Task instructions:
Return every entry exactly as written.

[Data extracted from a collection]

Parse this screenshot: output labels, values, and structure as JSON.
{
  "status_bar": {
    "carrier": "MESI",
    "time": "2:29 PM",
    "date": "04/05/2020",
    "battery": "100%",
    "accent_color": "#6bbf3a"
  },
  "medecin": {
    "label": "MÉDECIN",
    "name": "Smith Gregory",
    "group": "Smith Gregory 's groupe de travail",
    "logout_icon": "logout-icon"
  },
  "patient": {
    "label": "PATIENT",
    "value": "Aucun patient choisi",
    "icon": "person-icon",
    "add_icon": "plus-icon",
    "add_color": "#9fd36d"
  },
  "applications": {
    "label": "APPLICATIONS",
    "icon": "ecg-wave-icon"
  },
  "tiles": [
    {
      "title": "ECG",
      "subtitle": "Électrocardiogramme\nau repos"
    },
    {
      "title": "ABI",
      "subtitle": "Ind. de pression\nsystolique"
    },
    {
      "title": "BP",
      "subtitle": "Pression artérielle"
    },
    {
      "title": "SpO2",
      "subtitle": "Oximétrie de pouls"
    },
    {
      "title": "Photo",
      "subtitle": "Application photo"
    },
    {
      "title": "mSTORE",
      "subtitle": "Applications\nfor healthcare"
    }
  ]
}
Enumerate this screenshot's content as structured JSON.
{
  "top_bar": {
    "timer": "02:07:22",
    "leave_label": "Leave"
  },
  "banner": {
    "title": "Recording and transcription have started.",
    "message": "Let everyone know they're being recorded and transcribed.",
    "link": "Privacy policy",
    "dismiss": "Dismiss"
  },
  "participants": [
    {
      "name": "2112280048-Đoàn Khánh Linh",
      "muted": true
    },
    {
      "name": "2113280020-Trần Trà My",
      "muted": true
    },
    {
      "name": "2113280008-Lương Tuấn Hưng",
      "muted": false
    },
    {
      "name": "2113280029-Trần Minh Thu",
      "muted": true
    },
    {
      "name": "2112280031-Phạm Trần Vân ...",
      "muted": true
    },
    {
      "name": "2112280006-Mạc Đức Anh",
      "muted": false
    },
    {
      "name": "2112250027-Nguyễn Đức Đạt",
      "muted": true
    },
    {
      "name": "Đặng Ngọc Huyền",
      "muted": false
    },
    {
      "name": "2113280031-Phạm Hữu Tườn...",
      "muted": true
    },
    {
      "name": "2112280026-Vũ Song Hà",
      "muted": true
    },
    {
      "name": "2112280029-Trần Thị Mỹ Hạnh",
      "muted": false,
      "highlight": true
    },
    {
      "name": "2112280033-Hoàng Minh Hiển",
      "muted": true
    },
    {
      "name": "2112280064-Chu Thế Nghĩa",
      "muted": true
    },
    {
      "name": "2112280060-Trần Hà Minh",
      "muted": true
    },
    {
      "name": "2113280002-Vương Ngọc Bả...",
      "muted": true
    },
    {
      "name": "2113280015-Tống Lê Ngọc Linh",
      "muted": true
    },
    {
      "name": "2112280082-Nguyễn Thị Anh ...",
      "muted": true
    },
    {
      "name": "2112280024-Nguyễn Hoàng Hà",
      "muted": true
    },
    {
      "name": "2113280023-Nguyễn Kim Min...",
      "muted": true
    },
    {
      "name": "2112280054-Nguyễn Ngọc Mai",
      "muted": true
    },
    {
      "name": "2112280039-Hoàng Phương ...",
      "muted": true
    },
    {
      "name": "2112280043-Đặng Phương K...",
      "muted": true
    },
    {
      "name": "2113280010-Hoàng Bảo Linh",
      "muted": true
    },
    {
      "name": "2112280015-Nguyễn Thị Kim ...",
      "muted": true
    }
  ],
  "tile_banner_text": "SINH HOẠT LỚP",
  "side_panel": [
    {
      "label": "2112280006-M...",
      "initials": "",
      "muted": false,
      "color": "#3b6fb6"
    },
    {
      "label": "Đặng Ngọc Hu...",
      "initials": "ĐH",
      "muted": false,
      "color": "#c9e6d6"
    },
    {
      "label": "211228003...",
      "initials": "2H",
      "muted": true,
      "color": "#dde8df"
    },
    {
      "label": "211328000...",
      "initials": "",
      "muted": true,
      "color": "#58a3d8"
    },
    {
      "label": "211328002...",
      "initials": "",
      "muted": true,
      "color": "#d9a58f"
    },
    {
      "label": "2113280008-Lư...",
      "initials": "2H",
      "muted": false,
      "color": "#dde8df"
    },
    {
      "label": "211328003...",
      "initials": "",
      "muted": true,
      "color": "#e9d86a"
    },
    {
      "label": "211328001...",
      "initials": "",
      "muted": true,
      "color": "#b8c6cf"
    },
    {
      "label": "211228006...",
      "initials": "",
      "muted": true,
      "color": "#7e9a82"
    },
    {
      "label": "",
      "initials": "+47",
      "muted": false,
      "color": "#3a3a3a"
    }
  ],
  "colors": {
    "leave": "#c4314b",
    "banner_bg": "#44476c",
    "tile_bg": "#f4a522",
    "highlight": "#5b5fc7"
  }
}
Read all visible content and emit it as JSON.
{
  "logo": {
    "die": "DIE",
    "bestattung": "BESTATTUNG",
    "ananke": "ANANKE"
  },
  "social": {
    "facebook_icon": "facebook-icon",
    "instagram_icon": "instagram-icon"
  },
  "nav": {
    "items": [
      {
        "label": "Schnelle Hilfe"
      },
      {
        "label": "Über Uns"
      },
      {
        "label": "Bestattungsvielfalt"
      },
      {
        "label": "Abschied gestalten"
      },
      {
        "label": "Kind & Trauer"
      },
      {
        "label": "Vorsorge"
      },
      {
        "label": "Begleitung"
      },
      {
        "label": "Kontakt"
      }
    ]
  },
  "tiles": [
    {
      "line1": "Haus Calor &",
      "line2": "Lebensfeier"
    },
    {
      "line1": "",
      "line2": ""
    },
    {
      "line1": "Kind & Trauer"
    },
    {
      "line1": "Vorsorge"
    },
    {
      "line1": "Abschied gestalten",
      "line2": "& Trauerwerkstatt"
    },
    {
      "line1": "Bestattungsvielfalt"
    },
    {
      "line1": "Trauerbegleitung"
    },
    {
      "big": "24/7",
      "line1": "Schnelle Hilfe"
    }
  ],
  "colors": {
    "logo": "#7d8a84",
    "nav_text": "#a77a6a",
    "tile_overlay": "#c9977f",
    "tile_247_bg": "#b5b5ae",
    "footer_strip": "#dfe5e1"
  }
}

Answer to the task:
Parse this screenshot: output labels, values, and structure as JSON.
{
  "status_bar": {
    "carrier": "MESI",
    "time": "2:29 PM",
    "date": "04/05/2020",
    "battery": "100%",
    "accent_color": "#6bbf3a"
  },
  "medecin": {
    "label": "MÉDECIN",
    "name": "Smith Gregory",
    "group": "Smith Gregory 's groupe de travail",
    "logout_icon": "logout-icon"
  },
  "patient": {
    "label": "PATIENT",
    "value": "Aucun patient choisi",
    "icon": "person-icon",
    "add_icon": "plus-icon",
    "add_color": "#9fd36d"
  },
  "applications": {
    "label": "APPLICATIONS",
    "icon": "ecg-wave-icon"
  },
  "tiles": [
    {
      "title": "ECG",
      "subtitle": "Électrocardiogramme\nau repos"
    },
    {
      "title": "ABI",
      "subtitle": "Ind. de pression\nsystolique"
    },
    {
      "title": "BP",
      "subtitle": "Pression artérielle"
    },
    {
      "title": "SpO2",
      "subtitle": "Oximétrie de pouls"
    },
    {
      "title": "Photo",
      "subtitle": "Application photo"
    },
    {
      "title": "mSTORE",
      "subtitle": "Applications\nfor healthcare"
    }
  ]
}
Enumerate this screenshot's content as structured JSON.
{
  "top_bar": {
    "timer": "02:07:22",
    "leave_label": "Leave"
  },
  "banner": {
    "title": "Recording and transcription have started.",
    "message": "Let everyone know they're being recorded and transcribed.",
    "link": "Privacy policy",
    "dismiss": "Dismiss"
  },
  "participants": [
    {
      "name": "2112280048-Đoàn Khánh Linh",
      "muted": true
    },
    {
      "name": "2113280020-Trần Trà My",
      "muted": true
    },
    {
      "name": "2113280008-Lương Tuấn Hưng",
      "muted": false
    },
    {
      "name": "2113280029-Trần Minh Thu",
      "muted": true
    },
    {
      "name": "2112280031-Phạm Trần Vân ...",
      "muted": true
    },
    {
      "name": "2112280006-Mạc Đức Anh",
      "muted": false
    },
    {
      "name": "2112250027-Nguyễn Đức Đạt",
      "muted": true
    },
    {
      "name": "Đặng Ngọc Huyền",
      "muted": false
    },
    {
      "name": "2113280031-Phạm Hữu Tườn...",
      "muted": true
    },
    {
      "name": "2112280026-Vũ Song Hà",
      "muted": true
    },
    {
      "name": "2112280029-Trần Thị Mỹ Hạnh",
      "muted": false,
      "highlight": true
    },
    {
      "name": "2112280033-Hoàng Minh Hiển",
      "muted": true
    },
    {
      "name": "2112280064-Chu Thế Nghĩa",
      "muted": true
    },
    {
      "name": "2112280060-Trần Hà Minh",
      "muted": true
    },
    {
      "name": "2113280002-Vương Ngọc Bả...",
      "muted": true
    },
    {
      "name": "2113280015-Tống Lê Ngọc Linh",
      "muted": true
    },
    {
      "name": "2112280082-Nguyễn Thị Anh ...",
      "muted": true
    },
    {
      "name": "2112280024-Nguyễn Hoàng Hà",
      "muted": true
    },
    {
      "name": "2113280023-Nguyễn Kim Min...",
      "muted": true
    },
    {
      "name": "2112280054-Nguyễn Ngọc Mai",
      "muted": true
    },
    {
      "name": "2112280039-Hoàng Phương ...",
      "muted": true
    },
    {
      "name": "2112280043-Đặng Phương K...",
      "muted": true
    },
    {
      "name": "2113280010-Hoàng Bảo Linh",
      "muted": true
    },
    {
      "name": "2112280015-Nguyễn Thị Kim ...",
      "muted": true
    }
  ],
  "tile_banner_text": "SINH HOẠT LỚP",
  "side_panel": [
    {
      "label": "2112280006-M...",
      "initials": "",
      "muted": false,
      "color": "#3b6fb6"
    },
    {
      "label": "Đặng Ngọc Hu...",
      "initials": "ĐH",
      "muted": false,
      "color": "#c9e6d6"
    },
    {
      "label": "211228003...",
      "initials": "2H",
      "muted": true,
      "color": "#dde8df"
    },
    {
      "label": "211328000...",
      "initials": "",
      "muted": true,
      "color": "#58a3d8"
    },
    {
      "label": "211328002...",
      "initials": "",
      "muted": true,
      "color": "#d9a58f"
    },
    {
      "label": "2113280008-Lư...",
      "initials": "2H",
      "muted": false,
      "color": "#dde8df"
    },
    {
      "label": "211328003...",
      "initials": "",
      "muted": true,
      "color": "#e9d86a"
    },
    {
      "label": "211328001...",
      "initials": "",
      "muted": true,
      "color": "#b8c6cf"
    },
    {
      "label": "211228006...",
      "initials": "",
      "muted": true,
      "color": "#7e9a82"
    },
    {
      "label": "",
      "initials": "+47",
      "muted": false,
      "color": "#3a3a3a"
    }
  ],
  "colors": {
    "leave": "#c4314b",
    "banner_bg": "#44476c",
    "tile_bg": "#f4a522",
    "highlight": "#5b5fc7"
  }
}
Read all visible content and emit it as JSON.
{
  "logo": {
    "die": "DIE",
    "bestattung": "BESTATTUNG",
    "ananke": "ANANKE"
  },
  "social": {
    "facebook_icon": "facebook-icon",
    "instagram_icon": "instagram-icon"
  },
  "nav": {
    "items": [
      {
        "label": "Schnelle Hilfe"
      },
      {
        "label": "Über Uns"
      },
      {
        "label": "Bestattungsvielfalt"
      },
      {
        "label": "Abschied gestalten"
      },
      {
        "label": "Kind & Trauer"
      },
      {
        "label": "Vorsorge"
      },
      {
        "label": "Begleitung"
      },
      {
        "label": "Kontakt"
      }
    ]
  },
  "tiles": [
    {
      "line1": "Haus Calor &",
      "line2": "Lebensfeier"
    },
    {
      "line1": "",
      "line2": ""
    },
    {
      "line1": "Kind & Trauer"
    },
    {
      "line1": "Vorsorge"
    },
    {
      "line1": "Abschied gestalten",
      "line2": "& Trauerwerkstatt"
    },
    {
      "line1": "Bestattungsvielfalt"
    },
    {
      "line1": "Trauerbegleitung"
    },
    {
      "big": "24/7",
      "line1": "Schnelle Hilfe"
    }
  ],
  "colors": {
    "logo": "#7d8a84",
    "nav_text": "#a77a6a",
    "tile_overlay": "#c9977f",
    "tile_247_bg": "#b5b5ae",
    "footer_strip": "#dfe5e1"
  }
}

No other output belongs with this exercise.